■ YOUR TASK ■
From the listing below, extract every line containing "noise".

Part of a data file
:::::
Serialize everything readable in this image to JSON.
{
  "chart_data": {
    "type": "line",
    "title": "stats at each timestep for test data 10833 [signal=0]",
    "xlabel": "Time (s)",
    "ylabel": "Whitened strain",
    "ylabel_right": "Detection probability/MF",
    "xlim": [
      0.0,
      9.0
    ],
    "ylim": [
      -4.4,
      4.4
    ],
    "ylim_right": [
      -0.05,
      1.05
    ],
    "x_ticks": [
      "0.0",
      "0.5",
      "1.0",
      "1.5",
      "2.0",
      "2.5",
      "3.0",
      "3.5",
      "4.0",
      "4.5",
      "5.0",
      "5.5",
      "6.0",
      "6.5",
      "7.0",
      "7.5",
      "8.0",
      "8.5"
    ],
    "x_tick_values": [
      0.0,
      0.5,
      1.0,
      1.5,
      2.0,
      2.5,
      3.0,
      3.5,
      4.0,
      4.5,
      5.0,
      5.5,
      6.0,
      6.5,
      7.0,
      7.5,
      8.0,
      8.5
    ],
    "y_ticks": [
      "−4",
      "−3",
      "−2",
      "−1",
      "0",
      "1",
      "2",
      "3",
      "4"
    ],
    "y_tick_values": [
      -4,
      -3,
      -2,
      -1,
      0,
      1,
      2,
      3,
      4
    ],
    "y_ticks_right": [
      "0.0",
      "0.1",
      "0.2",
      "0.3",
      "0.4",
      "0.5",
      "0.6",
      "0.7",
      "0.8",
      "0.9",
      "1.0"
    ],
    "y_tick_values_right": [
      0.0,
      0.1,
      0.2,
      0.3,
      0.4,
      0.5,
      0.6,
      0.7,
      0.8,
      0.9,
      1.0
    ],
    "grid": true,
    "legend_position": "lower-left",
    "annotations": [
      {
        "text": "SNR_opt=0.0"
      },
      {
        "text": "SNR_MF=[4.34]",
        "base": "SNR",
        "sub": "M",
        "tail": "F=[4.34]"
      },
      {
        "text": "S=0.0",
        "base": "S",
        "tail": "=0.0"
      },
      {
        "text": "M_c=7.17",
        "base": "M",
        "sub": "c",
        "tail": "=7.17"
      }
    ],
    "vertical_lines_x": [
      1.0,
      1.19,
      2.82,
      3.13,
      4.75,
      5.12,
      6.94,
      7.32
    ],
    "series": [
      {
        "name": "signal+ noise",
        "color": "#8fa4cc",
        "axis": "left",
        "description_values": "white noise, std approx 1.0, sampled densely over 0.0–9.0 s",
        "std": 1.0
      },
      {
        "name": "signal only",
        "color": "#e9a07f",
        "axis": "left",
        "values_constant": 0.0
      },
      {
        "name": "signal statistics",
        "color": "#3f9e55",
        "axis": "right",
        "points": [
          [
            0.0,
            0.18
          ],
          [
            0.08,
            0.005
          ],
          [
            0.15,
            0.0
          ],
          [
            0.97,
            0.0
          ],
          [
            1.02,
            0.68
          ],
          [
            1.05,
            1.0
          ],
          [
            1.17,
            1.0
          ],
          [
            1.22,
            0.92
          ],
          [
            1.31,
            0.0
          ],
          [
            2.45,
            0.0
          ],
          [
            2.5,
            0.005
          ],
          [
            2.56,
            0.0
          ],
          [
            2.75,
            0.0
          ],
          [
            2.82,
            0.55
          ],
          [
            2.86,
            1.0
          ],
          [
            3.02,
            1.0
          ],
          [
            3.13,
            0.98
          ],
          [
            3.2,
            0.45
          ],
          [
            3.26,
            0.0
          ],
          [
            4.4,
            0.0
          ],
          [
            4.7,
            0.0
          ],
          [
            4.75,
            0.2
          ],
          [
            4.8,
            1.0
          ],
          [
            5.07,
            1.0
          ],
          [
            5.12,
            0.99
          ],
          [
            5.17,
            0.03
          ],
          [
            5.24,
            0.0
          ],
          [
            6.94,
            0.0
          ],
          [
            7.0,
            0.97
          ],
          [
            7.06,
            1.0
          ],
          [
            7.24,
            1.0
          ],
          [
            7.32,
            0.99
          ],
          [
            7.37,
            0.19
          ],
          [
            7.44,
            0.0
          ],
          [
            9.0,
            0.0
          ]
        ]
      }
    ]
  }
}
:::::
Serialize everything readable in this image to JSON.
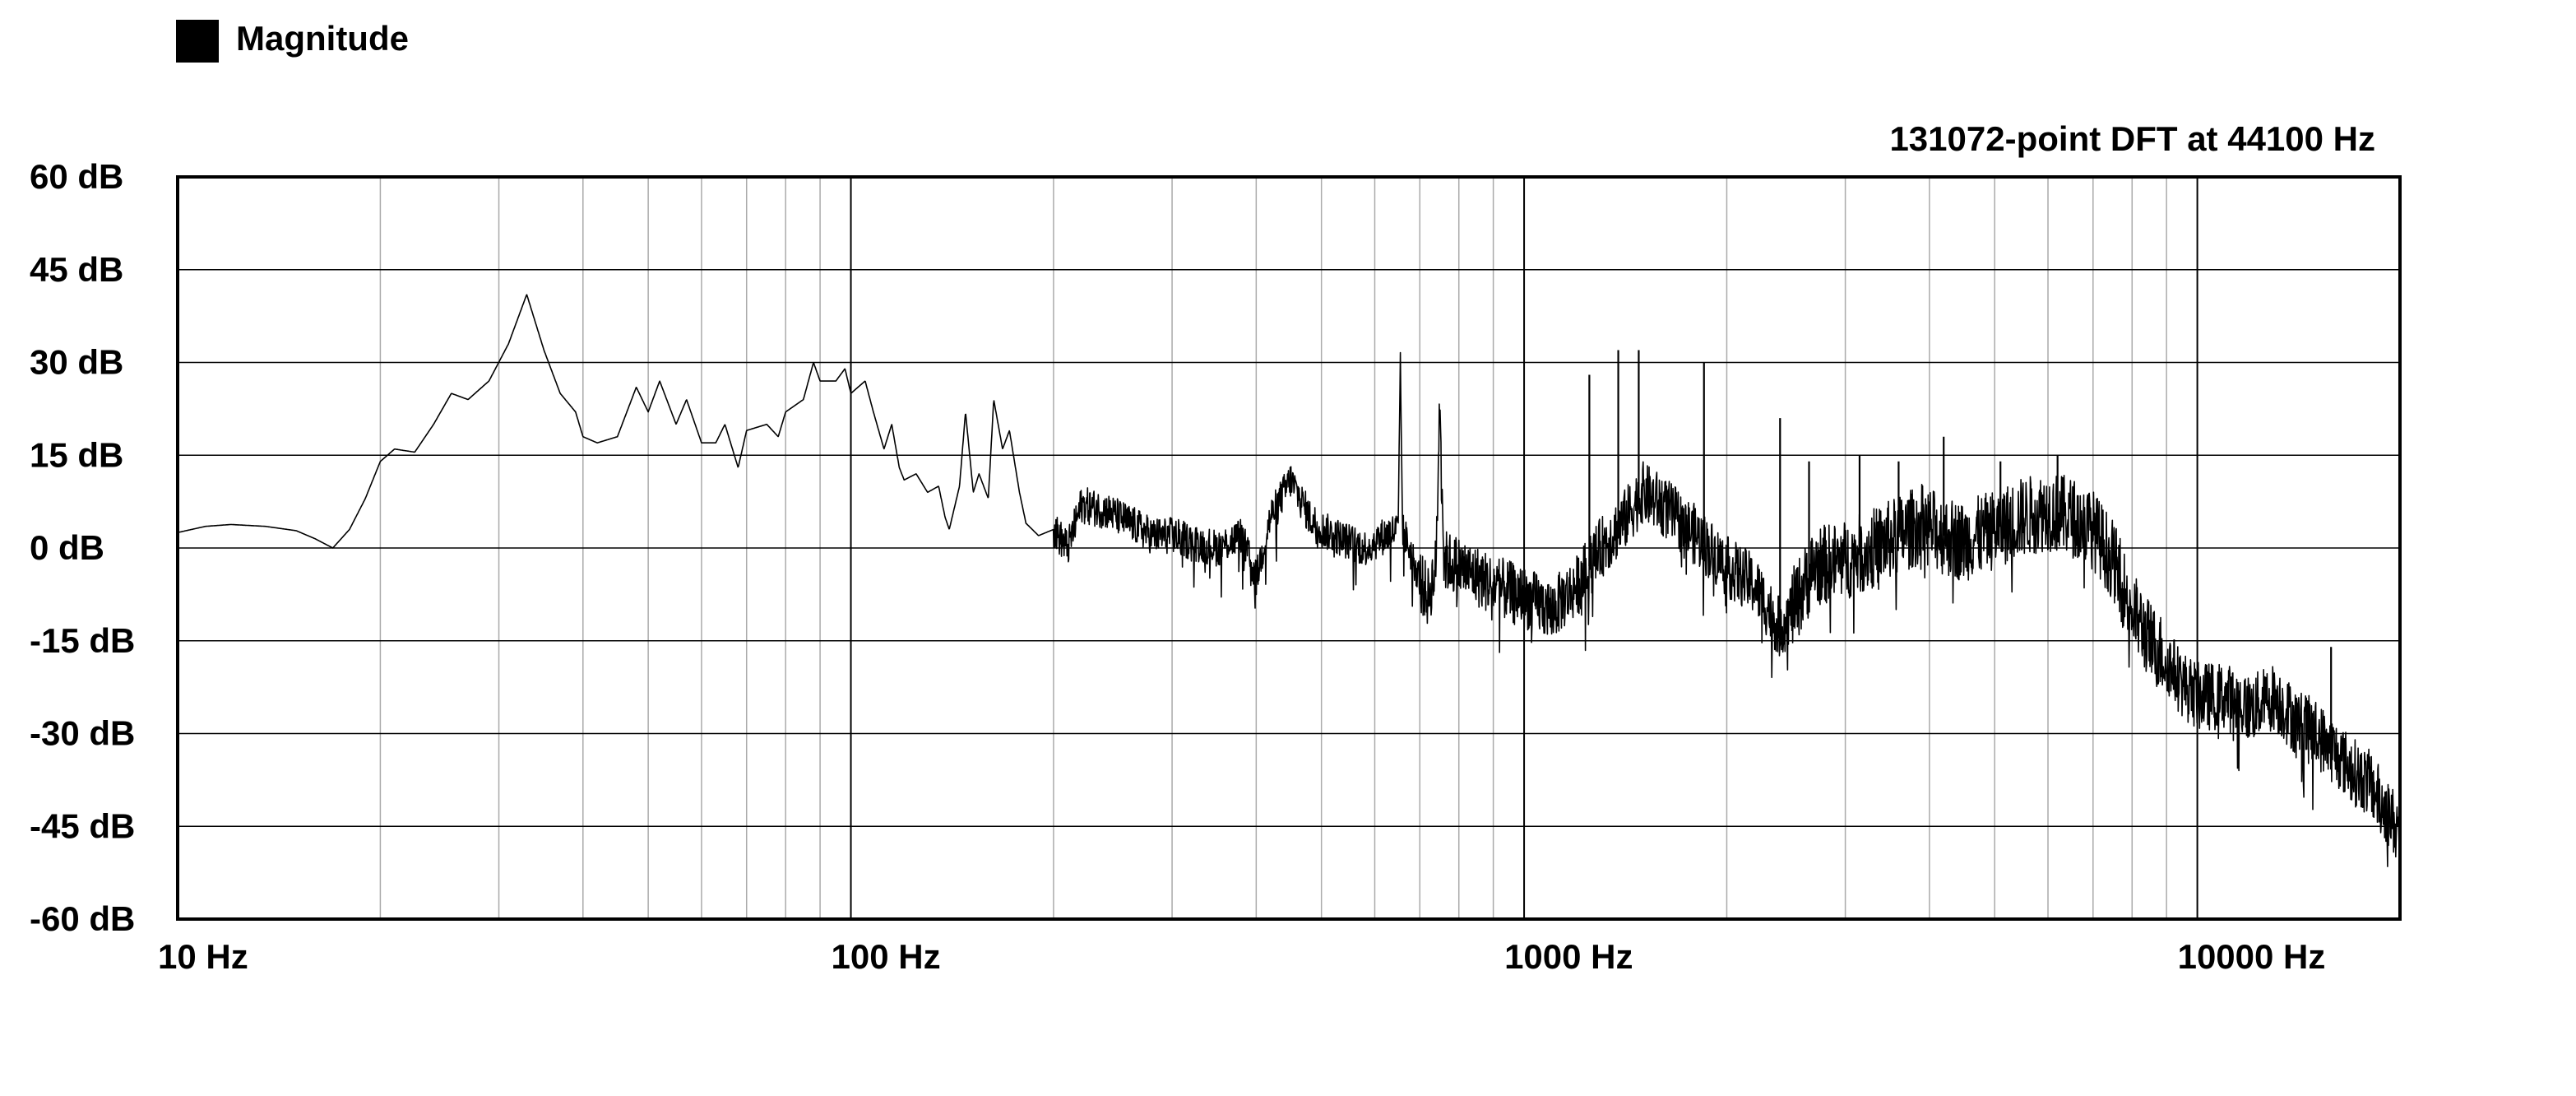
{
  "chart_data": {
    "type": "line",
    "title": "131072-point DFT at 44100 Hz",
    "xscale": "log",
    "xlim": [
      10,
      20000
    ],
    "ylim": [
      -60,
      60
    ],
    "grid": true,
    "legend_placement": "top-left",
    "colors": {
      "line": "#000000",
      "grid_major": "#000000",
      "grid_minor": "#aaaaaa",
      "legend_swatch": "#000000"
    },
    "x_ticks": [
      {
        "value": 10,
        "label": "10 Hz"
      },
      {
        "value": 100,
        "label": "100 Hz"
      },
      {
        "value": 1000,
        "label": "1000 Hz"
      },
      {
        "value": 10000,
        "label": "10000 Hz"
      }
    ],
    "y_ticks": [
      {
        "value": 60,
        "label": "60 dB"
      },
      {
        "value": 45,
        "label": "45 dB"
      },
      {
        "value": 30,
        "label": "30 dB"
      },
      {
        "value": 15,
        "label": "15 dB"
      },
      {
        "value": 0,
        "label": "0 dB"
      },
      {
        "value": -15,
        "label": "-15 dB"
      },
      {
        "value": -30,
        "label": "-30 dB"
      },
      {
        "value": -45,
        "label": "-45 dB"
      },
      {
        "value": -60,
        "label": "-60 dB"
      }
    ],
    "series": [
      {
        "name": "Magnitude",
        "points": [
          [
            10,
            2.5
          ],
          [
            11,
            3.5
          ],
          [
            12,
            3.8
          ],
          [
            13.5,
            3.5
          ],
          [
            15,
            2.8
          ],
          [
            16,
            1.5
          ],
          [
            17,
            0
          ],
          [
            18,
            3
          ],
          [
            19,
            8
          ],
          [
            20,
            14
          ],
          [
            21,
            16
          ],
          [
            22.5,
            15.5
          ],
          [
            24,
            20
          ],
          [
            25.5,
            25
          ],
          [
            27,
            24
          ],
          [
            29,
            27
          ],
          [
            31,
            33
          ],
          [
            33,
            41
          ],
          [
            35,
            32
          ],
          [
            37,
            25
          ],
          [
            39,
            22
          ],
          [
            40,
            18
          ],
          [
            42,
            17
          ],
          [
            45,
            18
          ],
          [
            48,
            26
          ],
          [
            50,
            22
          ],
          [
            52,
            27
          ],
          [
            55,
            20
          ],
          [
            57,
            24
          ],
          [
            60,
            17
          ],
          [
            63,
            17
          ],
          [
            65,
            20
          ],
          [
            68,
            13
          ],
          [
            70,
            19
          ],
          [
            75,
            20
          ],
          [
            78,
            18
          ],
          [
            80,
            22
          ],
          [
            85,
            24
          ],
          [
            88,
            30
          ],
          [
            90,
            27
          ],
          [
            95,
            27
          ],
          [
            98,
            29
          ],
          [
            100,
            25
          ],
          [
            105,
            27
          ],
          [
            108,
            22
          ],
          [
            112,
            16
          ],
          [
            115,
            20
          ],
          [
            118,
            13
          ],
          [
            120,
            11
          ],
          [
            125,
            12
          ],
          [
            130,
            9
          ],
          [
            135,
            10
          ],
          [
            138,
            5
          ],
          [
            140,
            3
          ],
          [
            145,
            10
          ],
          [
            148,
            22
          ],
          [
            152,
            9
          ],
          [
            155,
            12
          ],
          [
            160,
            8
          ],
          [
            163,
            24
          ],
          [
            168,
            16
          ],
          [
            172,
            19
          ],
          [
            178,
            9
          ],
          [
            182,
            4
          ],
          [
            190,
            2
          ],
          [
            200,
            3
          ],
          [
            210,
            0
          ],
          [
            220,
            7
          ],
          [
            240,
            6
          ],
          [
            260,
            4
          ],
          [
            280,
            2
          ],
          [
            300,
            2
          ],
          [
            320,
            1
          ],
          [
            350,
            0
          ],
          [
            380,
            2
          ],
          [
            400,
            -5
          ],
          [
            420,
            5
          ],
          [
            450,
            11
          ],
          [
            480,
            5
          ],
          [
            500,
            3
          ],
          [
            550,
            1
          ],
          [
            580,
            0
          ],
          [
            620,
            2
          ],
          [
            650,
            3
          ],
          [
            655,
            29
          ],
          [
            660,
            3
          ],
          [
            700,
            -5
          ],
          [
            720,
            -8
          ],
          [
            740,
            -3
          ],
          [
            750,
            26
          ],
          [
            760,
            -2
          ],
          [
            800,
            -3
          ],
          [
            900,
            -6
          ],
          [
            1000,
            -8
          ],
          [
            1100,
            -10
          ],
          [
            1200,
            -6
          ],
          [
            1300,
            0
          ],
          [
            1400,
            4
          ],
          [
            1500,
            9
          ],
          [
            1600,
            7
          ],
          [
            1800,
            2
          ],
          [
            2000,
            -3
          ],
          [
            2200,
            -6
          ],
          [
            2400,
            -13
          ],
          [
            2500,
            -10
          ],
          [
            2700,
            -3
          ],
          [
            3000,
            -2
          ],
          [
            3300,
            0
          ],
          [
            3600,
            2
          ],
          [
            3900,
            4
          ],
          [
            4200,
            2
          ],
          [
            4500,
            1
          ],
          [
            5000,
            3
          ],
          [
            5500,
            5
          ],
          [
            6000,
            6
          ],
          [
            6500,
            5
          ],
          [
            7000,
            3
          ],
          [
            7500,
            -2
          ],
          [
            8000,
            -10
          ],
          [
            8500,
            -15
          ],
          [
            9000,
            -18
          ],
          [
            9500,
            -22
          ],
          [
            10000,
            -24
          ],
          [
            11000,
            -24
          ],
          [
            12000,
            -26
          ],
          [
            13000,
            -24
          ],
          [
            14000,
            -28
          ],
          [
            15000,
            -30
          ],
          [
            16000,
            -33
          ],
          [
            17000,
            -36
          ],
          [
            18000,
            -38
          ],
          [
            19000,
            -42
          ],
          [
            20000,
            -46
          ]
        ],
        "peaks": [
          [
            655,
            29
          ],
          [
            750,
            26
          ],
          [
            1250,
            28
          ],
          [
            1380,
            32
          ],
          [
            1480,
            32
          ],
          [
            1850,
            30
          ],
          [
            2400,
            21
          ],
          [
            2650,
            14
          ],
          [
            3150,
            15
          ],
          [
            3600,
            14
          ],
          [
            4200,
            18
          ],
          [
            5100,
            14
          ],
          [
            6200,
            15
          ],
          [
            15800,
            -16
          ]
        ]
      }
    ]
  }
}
:::::
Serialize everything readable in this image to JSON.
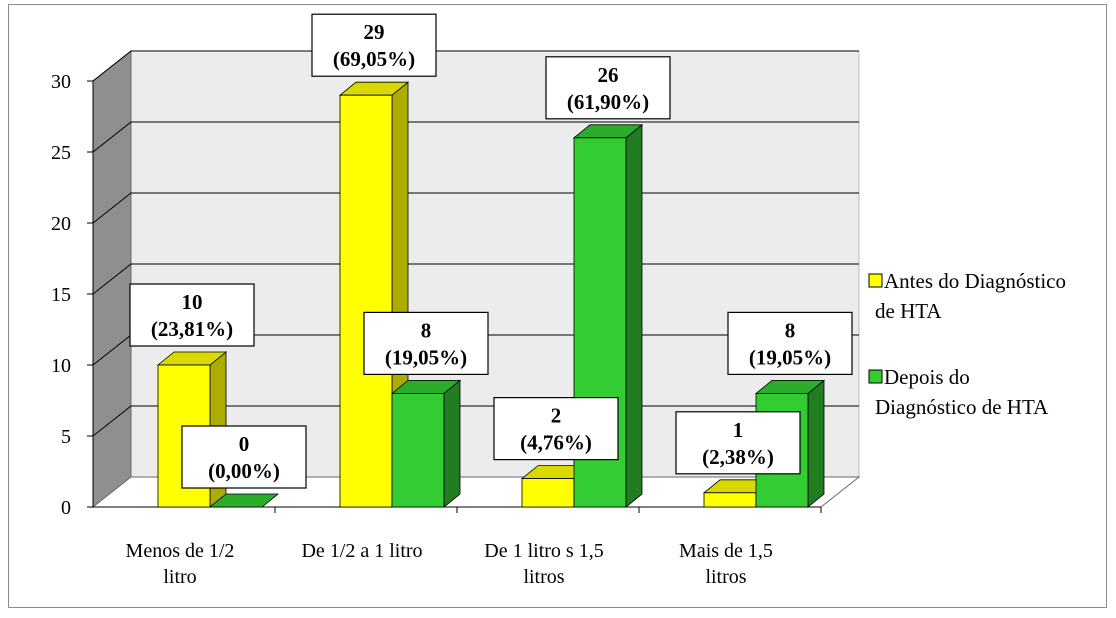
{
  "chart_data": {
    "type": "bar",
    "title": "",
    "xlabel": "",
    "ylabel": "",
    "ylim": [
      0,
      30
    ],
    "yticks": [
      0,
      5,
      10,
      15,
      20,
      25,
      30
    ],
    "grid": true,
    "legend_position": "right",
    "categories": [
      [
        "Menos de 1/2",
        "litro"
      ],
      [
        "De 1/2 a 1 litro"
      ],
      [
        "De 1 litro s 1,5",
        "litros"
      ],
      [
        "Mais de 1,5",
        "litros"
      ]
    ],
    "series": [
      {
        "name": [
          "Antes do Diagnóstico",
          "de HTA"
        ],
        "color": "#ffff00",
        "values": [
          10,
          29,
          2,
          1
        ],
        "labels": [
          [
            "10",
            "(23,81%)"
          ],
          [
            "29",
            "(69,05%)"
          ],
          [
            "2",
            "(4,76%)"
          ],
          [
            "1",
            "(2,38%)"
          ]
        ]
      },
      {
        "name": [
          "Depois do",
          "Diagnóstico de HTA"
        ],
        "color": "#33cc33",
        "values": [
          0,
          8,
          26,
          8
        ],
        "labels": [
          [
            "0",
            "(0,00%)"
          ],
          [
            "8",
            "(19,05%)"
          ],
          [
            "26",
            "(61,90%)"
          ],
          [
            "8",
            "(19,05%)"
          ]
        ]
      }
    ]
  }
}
:::::
■ WORKED SOLUTION ■
        "name": "signal+ noise",
        "description_values": "white noise, std approx 1.0, sampled densely over 0.0–9.0 s",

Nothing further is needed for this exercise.